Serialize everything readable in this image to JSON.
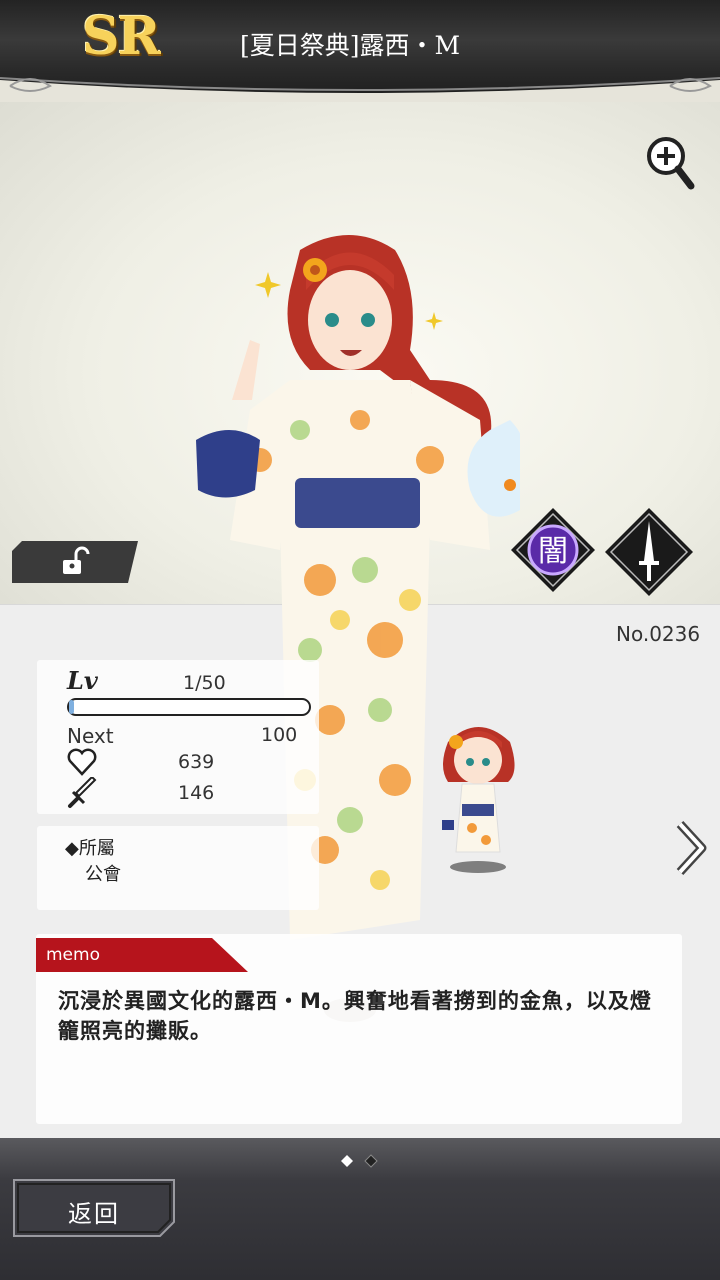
{
  "header": {
    "rarity": "SR",
    "title": "[夏日祭典]露西・M"
  },
  "card": {
    "number": "No.0236",
    "attribute_icon": "dark-attribute-icon",
    "attribute_label": "闇",
    "weapon_icon": "sword-icon",
    "lock_icon": "unlock-icon"
  },
  "stats": {
    "level_label": "Lv",
    "level": "1/50",
    "exp_progress": 0.02,
    "next_label": "Next",
    "next": "100",
    "hp_icon": "heart-icon",
    "hp": "639",
    "atk_icon": "sword-icon",
    "atk": "146"
  },
  "affiliation": {
    "label": "◆所屬",
    "value": "公會"
  },
  "memo": {
    "label": "memo",
    "text": "沉浸於異國文化的露西・M。興奮地看著撈到的金魚，以及燈籠照亮的攤販。"
  },
  "pager": {
    "current": 1,
    "total": 2
  },
  "footer": {
    "back_label": "返回"
  },
  "colors": {
    "memo_tab": "#b6141c",
    "rarity_gold": "#f7d25b",
    "header_bg": "#2a2a2a"
  }
}
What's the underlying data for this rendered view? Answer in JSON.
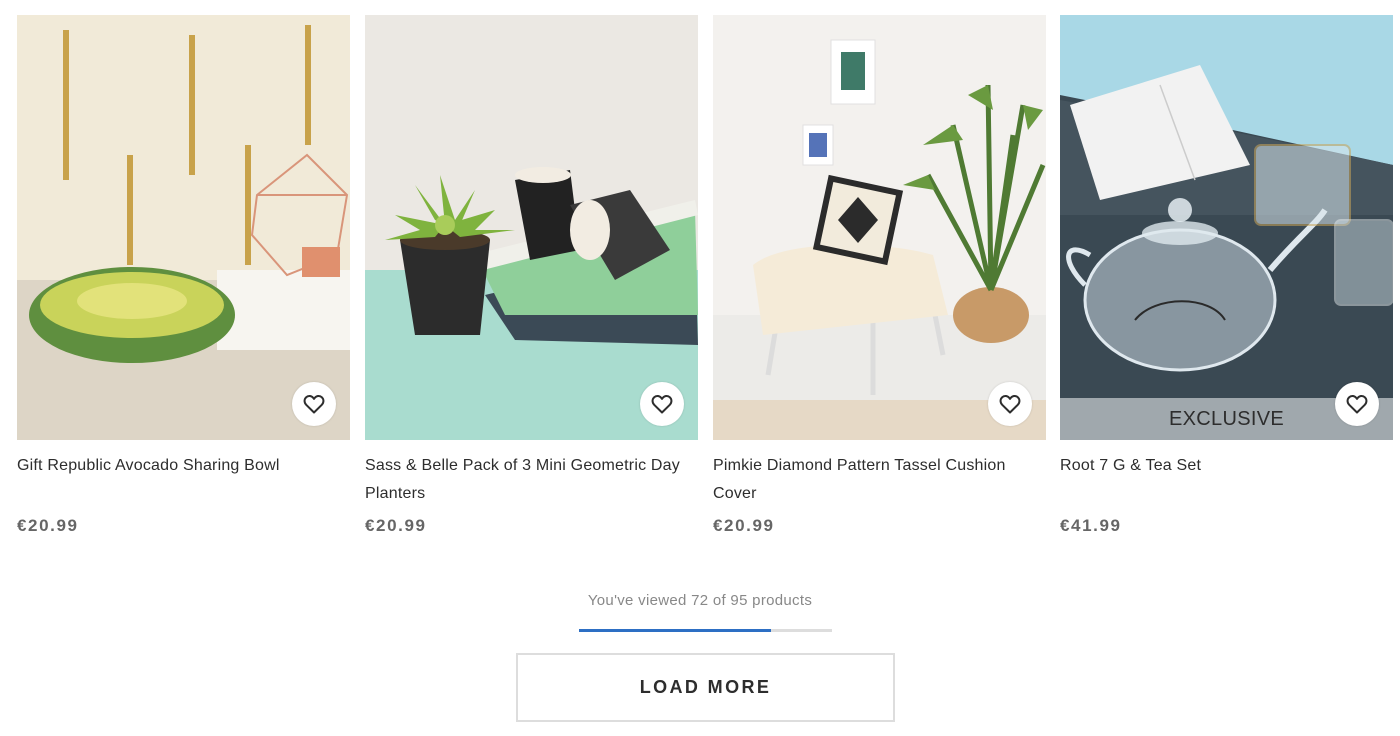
{
  "products": [
    {
      "title": "Gift Republic Avocado Sharing Bowl",
      "price": "€20.99",
      "badge": ""
    },
    {
      "title": "Sass & Belle Pack of 3 Mini Geometric Day Planters",
      "price": "€20.99",
      "badge": ""
    },
    {
      "title": "Pimkie Diamond Pattern Tassel Cushion Cover",
      "price": "€20.99",
      "badge": ""
    },
    {
      "title": "Root 7 G & Tea Set",
      "price": "€41.99",
      "badge": "EXCLUSIVE"
    }
  ],
  "wishlist_icon": "heart-outline-icon",
  "progress": {
    "text": "You've viewed 72 of 95 products",
    "viewed": 72,
    "total": 95
  },
  "load_more_label": "LOAD MORE",
  "colors": {
    "progress_fill": "#2d6fc4",
    "progress_track": "#dddddd",
    "price": "#666666"
  }
}
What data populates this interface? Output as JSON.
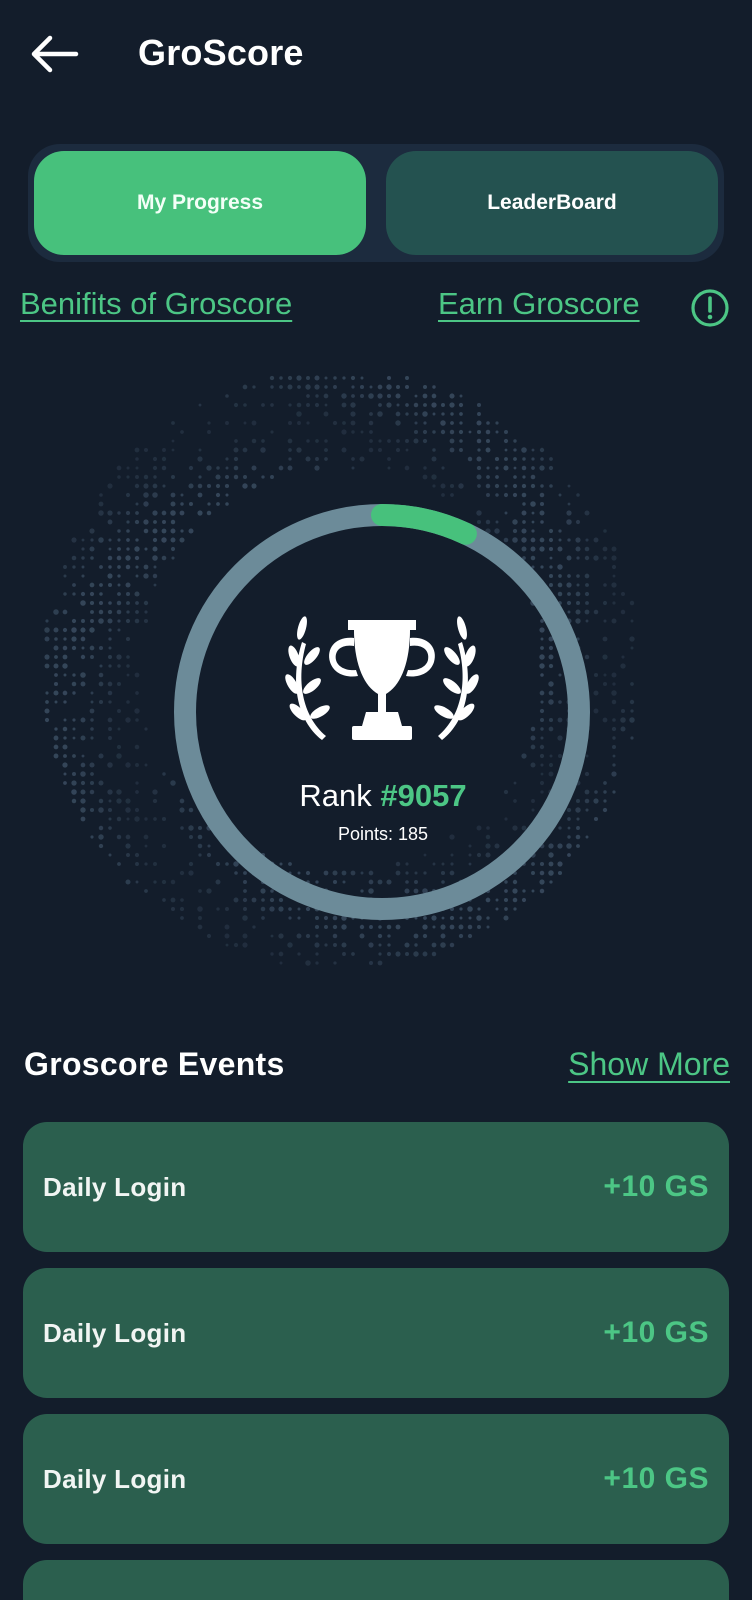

» Task: Leave out the pictures and transcribe the entries above exactly.

» Response for this exercise:
Serialize everything readable in this image to JSON.
{
  "header": {
    "rarity": "SR",
    "title": "[夏日祭典]露西・M"
  },
  "card": {
    "number": "No.0236",
    "attribute_icon": "dark-attribute-icon",
    "attribute_label": "闇",
    "weapon_icon": "sword-icon",
    "lock_icon": "unlock-icon"
  },
  "stats": {
    "level_label": "Lv",
    "level": "1/50",
    "exp_progress": 0.02,
    "next_label": "Next",
    "next": "100",
    "hp_icon": "heart-icon",
    "hp": "639",
    "atk_icon": "sword-icon",
    "atk": "146"
  },
  "affiliation": {
    "label": "◆所屬",
    "value": "公會"
  },
  "memo": {
    "label": "memo",
    "text": "沉浸於異國文化的露西・M。興奮地看著撈到的金魚，以及燈籠照亮的攤販。"
  },
  "pager": {
    "current": 1,
    "total": 2
  },
  "footer": {
    "back_label": "返回"
  },
  "colors": {
    "memo_tab": "#b6141c",
    "rarity_gold": "#f7d25b",
    "header_bg": "#2a2a2a"
  }
}
What's the underlying data for this rendered view? Answer in JSON.
{
  "products": [
    {
      "title": "Gift Republic Avocado Sharing Bowl",
      "price": "€20.99",
      "badge": ""
    },
    {
      "title": "Sass & Belle Pack of 3 Mini Geometric Day Planters",
      "price": "€20.99",
      "badge": ""
    },
    {
      "title": "Pimkie Diamond Pattern Tassel Cushion Cover",
      "price": "€20.99",
      "badge": ""
    },
    {
      "title": "Root 7 G & Tea Set",
      "price": "€41.99",
      "badge": "EXCLUSIVE"
    }
  ],
  "wishlist_icon": "heart-outline-icon",
  "progress": {
    "text": "You've viewed 72 of 95 products",
    "viewed": 72,
    "total": 95
  },
  "load_more_label": "LOAD MORE",
  "colors": {
    "progress_fill": "#2d6fc4",
    "progress_track": "#dddddd",
    "price": "#666666"
  }
}
What data populates this interface? Output as JSON.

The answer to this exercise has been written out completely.